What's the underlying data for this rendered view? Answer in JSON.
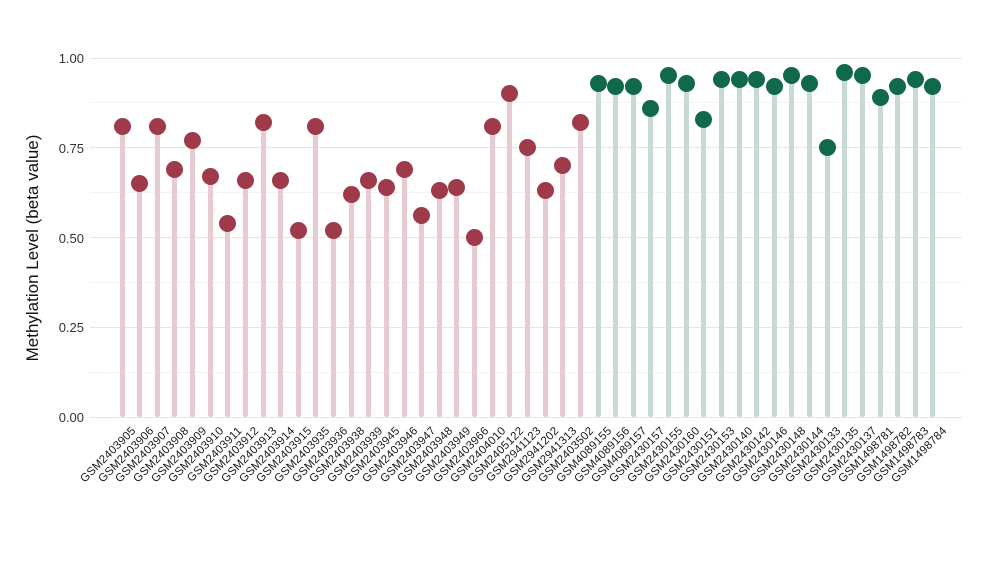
{
  "page": {
    "background": "#ffffff"
  },
  "chart_data": {
    "type": "lollipop",
    "title": "",
    "xlabel": "",
    "ylabel": "Methylation Level (beta value)",
    "ylim": [
      0,
      1
    ],
    "yticks": [
      {
        "value": 1.0,
        "label": "1.00"
      },
      {
        "value": 0.75,
        "label": "0.75"
      },
      {
        "value": 0.5,
        "label": "0.50"
      },
      {
        "value": 0.25,
        "label": "0.25"
      },
      {
        "value": 0.0,
        "label": "0.00"
      }
    ],
    "minor_grid_step": 0.125,
    "grid": true,
    "legend_position": "none",
    "colors": {
      "red_dot": "#9e3a4a",
      "red_stem": "#e6ccd2",
      "green_dot": "#10694a",
      "green_stem": "#c8dbd2",
      "grid_major": "#e6e6e6",
      "grid_minor": "#f2f2f2"
    },
    "series": [
      {
        "name": "red-group",
        "dot_color": "#9e3a4a",
        "stem_color": "#e6ccd2",
        "points": [
          {
            "sample": "GSM2403905",
            "value": 0.81
          },
          {
            "sample": "GSM2403906",
            "value": 0.65
          },
          {
            "sample": "GSM2403907",
            "value": 0.81
          },
          {
            "sample": "GSM2403908",
            "value": 0.69
          },
          {
            "sample": "GSM2403909",
            "value": 0.77
          },
          {
            "sample": "GSM2403910",
            "value": 0.67
          },
          {
            "sample": "GSM2403911",
            "value": 0.54
          },
          {
            "sample": "GSM2403912",
            "value": 0.66
          },
          {
            "sample": "GSM2403913",
            "value": 0.82
          },
          {
            "sample": "GSM2403914",
            "value": 0.66
          },
          {
            "sample": "GSM2403915",
            "value": 0.52
          },
          {
            "sample": "GSM2403935",
            "value": 0.81
          },
          {
            "sample": "GSM2403936",
            "value": 0.52
          },
          {
            "sample": "GSM2403938",
            "value": 0.62
          },
          {
            "sample": "GSM2403939",
            "value": 0.66
          },
          {
            "sample": "GSM2403945",
            "value": 0.64
          },
          {
            "sample": "GSM2403946",
            "value": 0.69
          },
          {
            "sample": "GSM2403947",
            "value": 0.56
          },
          {
            "sample": "GSM2403948",
            "value": 0.63
          },
          {
            "sample": "GSM2403949",
            "value": 0.64
          },
          {
            "sample": "GSM2403966",
            "value": 0.5
          },
          {
            "sample": "GSM2404010",
            "value": 0.81
          },
          {
            "sample": "GSM2405122",
            "value": 0.9
          },
          {
            "sample": "GSM2941123",
            "value": 0.75
          },
          {
            "sample": "GSM2941202",
            "value": 0.63
          },
          {
            "sample": "GSM2941313",
            "value": 0.7
          },
          {
            "sample": "GSM2403502",
            "value": 0.82
          }
        ]
      },
      {
        "name": "green-group",
        "dot_color": "#10694a",
        "stem_color": "#c8dbd2",
        "points": [
          {
            "sample": "GSM4089155",
            "value": 0.93
          },
          {
            "sample": "GSM4089156",
            "value": 0.92
          },
          {
            "sample": "GSM4089157",
            "value": 0.92
          },
          {
            "sample": "GSM2430157",
            "value": 0.86
          },
          {
            "sample": "GSM2430155",
            "value": 0.95
          },
          {
            "sample": "GSM2430160",
            "value": 0.93
          },
          {
            "sample": "GSM2430151",
            "value": 0.83
          },
          {
            "sample": "GSM2430153",
            "value": 0.94
          },
          {
            "sample": "GSM2430140",
            "value": 0.94
          },
          {
            "sample": "GSM2430142",
            "value": 0.94
          },
          {
            "sample": "GSM2430146",
            "value": 0.92
          },
          {
            "sample": "GSM2430148",
            "value": 0.95
          },
          {
            "sample": "GSM2430144",
            "value": 0.93
          },
          {
            "sample": "GSM2430133",
            "value": 0.75
          },
          {
            "sample": "GSM2430135",
            "value": 0.96
          },
          {
            "sample": "GSM2430137",
            "value": 0.95
          },
          {
            "sample": "GSM1498781",
            "value": 0.89
          },
          {
            "sample": "GSM1498782",
            "value": 0.92
          },
          {
            "sample": "GSM1498783",
            "value": 0.94
          },
          {
            "sample": "GSM1498784",
            "value": 0.92
          }
        ]
      }
    ]
  }
}
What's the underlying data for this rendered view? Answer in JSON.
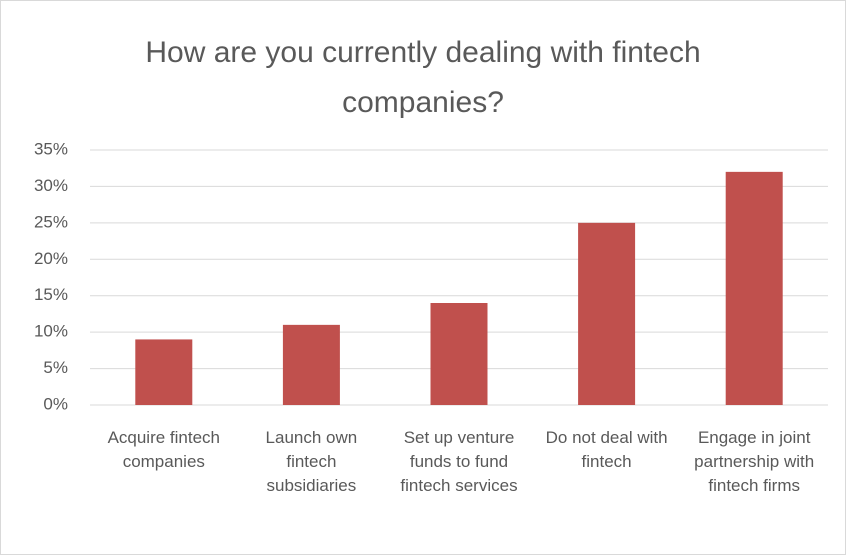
{
  "chart_data": {
    "type": "bar",
    "title": "How are you currently dealing with fintech companies?",
    "categories": [
      "Acquire fintech companies",
      "Launch own fintech subsidiaries",
      "Set up venture funds to fund fintech services",
      "Do not deal with fintech",
      "Engage in joint partnership with fintech firms"
    ],
    "values": [
      9,
      11,
      14,
      25,
      32
    ],
    "color": "#c0504d",
    "ylim": [
      0,
      35
    ],
    "yticks": [
      {
        "value": 0,
        "label": "0%"
      },
      {
        "value": 5,
        "label": "5%"
      },
      {
        "value": 10,
        "label": "10%"
      },
      {
        "value": 15,
        "label": "15%"
      },
      {
        "value": 20,
        "label": "20%"
      },
      {
        "value": 25,
        "label": "25%"
      },
      {
        "value": 30,
        "label": "30%"
      },
      {
        "value": 35,
        "label": "35%"
      }
    ],
    "grid": true
  }
}
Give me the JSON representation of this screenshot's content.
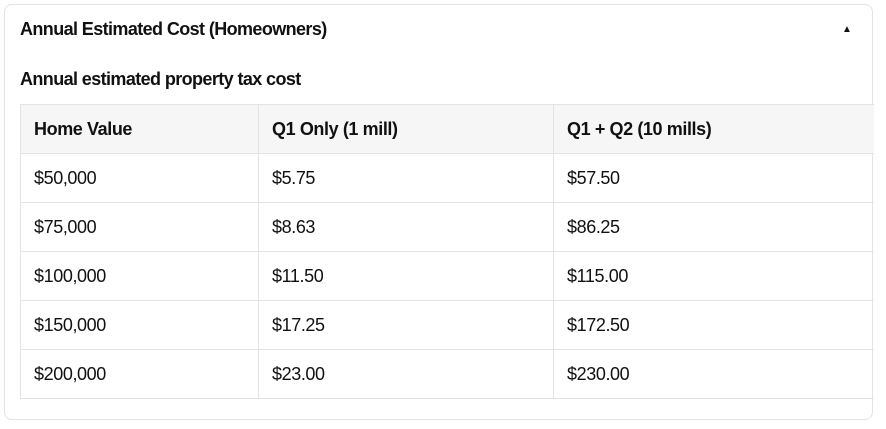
{
  "section": {
    "title": "Annual Estimated Cost (Homeowners)",
    "toggle_icon": "triangle-up-icon",
    "toggle_glyph": "▲"
  },
  "table": {
    "caption": "Annual estimated property tax cost",
    "headers": [
      "Home Value",
      "Q1 Only (1 mill)",
      "Q1 + Q2 (10 mills)"
    ],
    "rows": [
      [
        "$50,000",
        "$5.75",
        "$57.50"
      ],
      [
        "$75,000",
        "$8.63",
        "$86.25"
      ],
      [
        "$100,000",
        "$11.50",
        "$115.00"
      ],
      [
        "$150,000",
        "$17.25",
        "$172.50"
      ],
      [
        "$200,000",
        "$23.00",
        "$230.00"
      ]
    ]
  }
}
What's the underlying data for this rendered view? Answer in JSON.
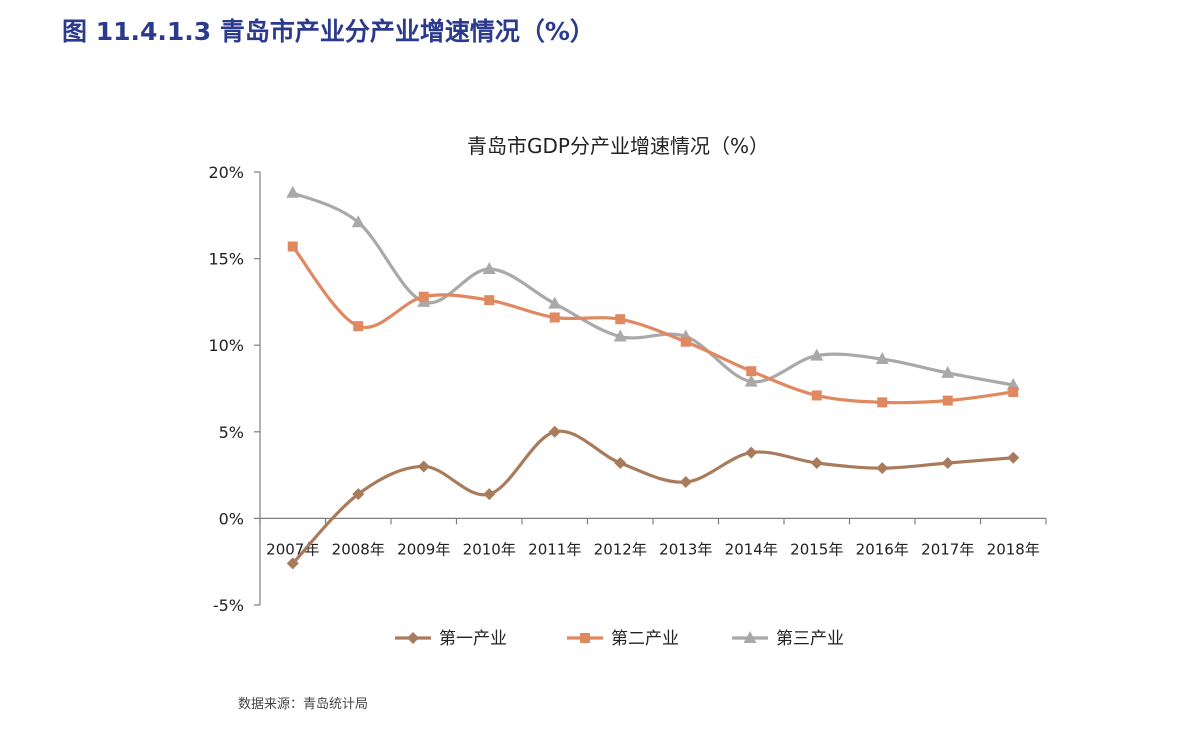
{
  "figure_title": "图 11.4.1.3 青岛市产业分产业增速情况（%）",
  "source": "数据来源：青岛统计局",
  "chart_data": {
    "type": "line",
    "title": "青岛市GDP分产业增速情况（%）",
    "categories": [
      "2007年",
      "2008年",
      "2009年",
      "2010年",
      "2011年",
      "2012年",
      "2013年",
      "2014年",
      "2015年",
      "2016年",
      "2017年",
      "2018年"
    ],
    "ylim": [
      -5,
      20
    ],
    "yticks": [
      -5,
      0,
      5,
      10,
      15,
      20
    ],
    "ytick_labels": [
      "-5%",
      "0%",
      "5%",
      "10%",
      "15%",
      "20%"
    ],
    "grid": false,
    "legend_position": "bottom",
    "smooth": true,
    "series": [
      {
        "name": "第一产业",
        "color": "#a97b5c",
        "marker": "diamond",
        "values": [
          -2.6,
          1.4,
          3.0,
          1.4,
          5.0,
          3.2,
          2.1,
          3.8,
          3.2,
          2.9,
          3.2,
          3.5
        ]
      },
      {
        "name": "第二产业",
        "color": "#e08860",
        "marker": "square",
        "values": [
          15.7,
          11.1,
          12.8,
          12.6,
          11.6,
          11.5,
          10.2,
          8.5,
          7.1,
          6.7,
          6.8,
          7.3
        ]
      },
      {
        "name": "第三产业",
        "color": "#a9a9a9",
        "marker": "triangle",
        "values": [
          18.8,
          17.1,
          12.5,
          14.4,
          12.4,
          10.5,
          10.5,
          7.9,
          9.4,
          9.2,
          8.4,
          7.7
        ]
      }
    ]
  }
}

+ + + +

The problem:
Pictures are not part of the copy; reproduce everything else in the records exactly.

Full solution:
What's the underlying data for this rendered view? Answer in JSON.
{
  "page": {
    "background": "#ffffff"
  },
  "chart_data": {
    "type": "lollipop",
    "title": "",
    "xlabel": "",
    "ylabel": "Methylation Level (beta value)",
    "ylim": [
      0,
      1
    ],
    "yticks": [
      {
        "value": 1.0,
        "label": "1.00"
      },
      {
        "value": 0.75,
        "label": "0.75"
      },
      {
        "value": 0.5,
        "label": "0.50"
      },
      {
        "value": 0.25,
        "label": "0.25"
      },
      {
        "value": 0.0,
        "label": "0.00"
      }
    ],
    "minor_grid_step": 0.125,
    "grid": true,
    "legend_position": "none",
    "colors": {
      "red_dot": "#9e3a4a",
      "red_stem": "#e6ccd2",
      "green_dot": "#10694a",
      "green_stem": "#c8dbd2",
      "grid_major": "#e6e6e6",
      "grid_minor": "#f2f2f2"
    },
    "series": [
      {
        "name": "red-group",
        "dot_color": "#9e3a4a",
        "stem_color": "#e6ccd2",
        "points": [
          {
            "sample": "GSM2403905",
            "value": 0.81
          },
          {
            "sample": "GSM2403906",
            "value": 0.65
          },
          {
            "sample": "GSM2403907",
            "value": 0.81
          },
          {
            "sample": "GSM2403908",
            "value": 0.69
          },
          {
            "sample": "GSM2403909",
            "value": 0.77
          },
          {
            "sample": "GSM2403910",
            "value": 0.67
          },
          {
            "sample": "GSM2403911",
            "value": 0.54
          },
          {
            "sample": "GSM2403912",
            "value": 0.66
          },
          {
            "sample": "GSM2403913",
            "value": 0.82
          },
          {
            "sample": "GSM2403914",
            "value": 0.66
          },
          {
            "sample": "GSM2403915",
            "value": 0.52
          },
          {
            "sample": "GSM2403935",
            "value": 0.81
          },
          {
            "sample": "GSM2403936",
            "value": 0.52
          },
          {
            "sample": "GSM2403938",
            "value": 0.62
          },
          {
            "sample": "GSM2403939",
            "value": 0.66
          },
          {
            "sample": "GSM2403945",
            "value": 0.64
          },
          {
            "sample": "GSM2403946",
            "value": 0.69
          },
          {
            "sample": "GSM2403947",
            "value": 0.56
          },
          {
            "sample": "GSM2403948",
            "value": 0.63
          },
          {
            "sample": "GSM2403949",
            "value": 0.64
          },
          {
            "sample": "GSM2403966",
            "value": 0.5
          },
          {
            "sample": "GSM2404010",
            "value": 0.81
          },
          {
            "sample": "GSM2405122",
            "value": 0.9
          },
          {
            "sample": "GSM2941123",
            "value": 0.75
          },
          {
            "sample": "GSM2941202",
            "value": 0.63
          },
          {
            "sample": "GSM2941313",
            "value": 0.7
          },
          {
            "sample": "GSM2403502",
            "value": 0.82
          }
        ]
      },
      {
        "name": "green-group",
        "dot_color": "#10694a",
        "stem_color": "#c8dbd2",
        "points": [
          {
            "sample": "GSM4089155",
            "value": 0.93
          },
          {
            "sample": "GSM4089156",
            "value": 0.92
          },
          {
            "sample": "GSM4089157",
            "value": 0.92
          },
          {
            "sample": "GSM2430157",
            "value": 0.86
          },
          {
            "sample": "GSM2430155",
            "value": 0.95
          },
          {
            "sample": "GSM2430160",
            "value": 0.93
          },
          {
            "sample": "GSM2430151",
            "value": 0.83
          },
          {
            "sample": "GSM2430153",
            "value": 0.94
          },
          {
            "sample": "GSM2430140",
            "value": 0.94
          },
          {
            "sample": "GSM2430142",
            "value": 0.94
          },
          {
            "sample": "GSM2430146",
            "value": 0.92
          },
          {
            "sample": "GSM2430148",
            "value": 0.95
          },
          {
            "sample": "GSM2430144",
            "value": 0.93
          },
          {
            "sample": "GSM2430133",
            "value": 0.75
          },
          {
            "sample": "GSM2430135",
            "value": 0.96
          },
          {
            "sample": "GSM2430137",
            "value": 0.95
          },
          {
            "sample": "GSM1498781",
            "value": 0.89
          },
          {
            "sample": "GSM1498782",
            "value": 0.92
          },
          {
            "sample": "GSM1498783",
            "value": 0.94
          },
          {
            "sample": "GSM1498784",
            "value": 0.92
          }
        ]
      }
    ]
  }
}
What's the underlying data for this rendered view? Answer in JSON.
{
  "chart_data": {
    "type": "bar",
    "title": "How are you currently dealing with fintech companies?",
    "categories": [
      "Acquire fintech companies",
      "Launch own fintech subsidiaries",
      "Set up venture funds to fund fintech services",
      "Do not deal with fintech",
      "Engage in joint partnership with fintech firms"
    ],
    "values": [
      9,
      11,
      14,
      25,
      32
    ],
    "color": "#c0504d",
    "ylim": [
      0,
      35
    ],
    "yticks": [
      {
        "value": 0,
        "label": "0%"
      },
      {
        "value": 5,
        "label": "5%"
      },
      {
        "value": 10,
        "label": "10%"
      },
      {
        "value": 15,
        "label": "15%"
      },
      {
        "value": 20,
        "label": "20%"
      },
      {
        "value": 25,
        "label": "25%"
      },
      {
        "value": 30,
        "label": "30%"
      },
      {
        "value": 35,
        "label": "35%"
      }
    ],
    "grid": true
  }
}
Give me the JSON representation of this screenshot's content.
{
  "section": {
    "title": "Annual Estimated Cost (Homeowners)",
    "toggle_icon": "triangle-up-icon",
    "toggle_glyph": "▲"
  },
  "table": {
    "caption": "Annual estimated property tax cost",
    "headers": [
      "Home Value",
      "Q1 Only (1 mill)",
      "Q1 + Q2 (10 mills)"
    ],
    "rows": [
      [
        "$50,000",
        "$5.75",
        "$57.50"
      ],
      [
        "$75,000",
        "$8.63",
        "$86.25"
      ],
      [
        "$100,000",
        "$11.50",
        "$115.00"
      ],
      [
        "$150,000",
        "$17.25",
        "$172.50"
      ],
      [
        "$200,000",
        "$23.00",
        "$230.00"
      ]
    ]
  }
}
What's the underlying data for this rendered view? Answer in JSON.
{
  "figure_title": "图 11.4.1.3 青岛市产业分产业增速情况（%）",
  "source": "数据来源：青岛统计局",
  "chart_data": {
    "type": "line",
    "title": "青岛市GDP分产业增速情况（%）",
    "categories": [
      "2007年",
      "2008年",
      "2009年",
      "2010年",
      "2011年",
      "2012年",
      "2013年",
      "2014年",
      "2015年",
      "2016年",
      "2017年",
      "2018年"
    ],
    "ylim": [
      -5,
      20
    ],
    "yticks": [
      -5,
      0,
      5,
      10,
      15,
      20
    ],
    "ytick_labels": [
      "-5%",
      "0%",
      "5%",
      "10%",
      "15%",
      "20%"
    ],
    "grid": false,
    "legend_position": "bottom",
    "smooth": true,
    "series": [
      {
        "name": "第一产业",
        "color": "#a97b5c",
        "marker": "diamond",
        "values": [
          -2.6,
          1.4,
          3.0,
          1.4,
          5.0,
          3.2,
          2.1,
          3.8,
          3.2,
          2.9,
          3.2,
          3.5
        ]
      },
      {
        "name": "第二产业",
        "color": "#e08860",
        "marker": "square",
        "values": [
          15.7,
          11.1,
          12.8,
          12.6,
          11.6,
          11.5,
          10.2,
          8.5,
          7.1,
          6.7,
          6.8,
          7.3
        ]
      },
      {
        "name": "第三产业",
        "color": "#a9a9a9",
        "marker": "triangle",
        "values": [
          18.8,
          17.1,
          12.5,
          14.4,
          12.4,
          10.5,
          10.5,
          7.9,
          9.4,
          9.2,
          8.4,
          7.7
        ]
      }
    ]
  }
}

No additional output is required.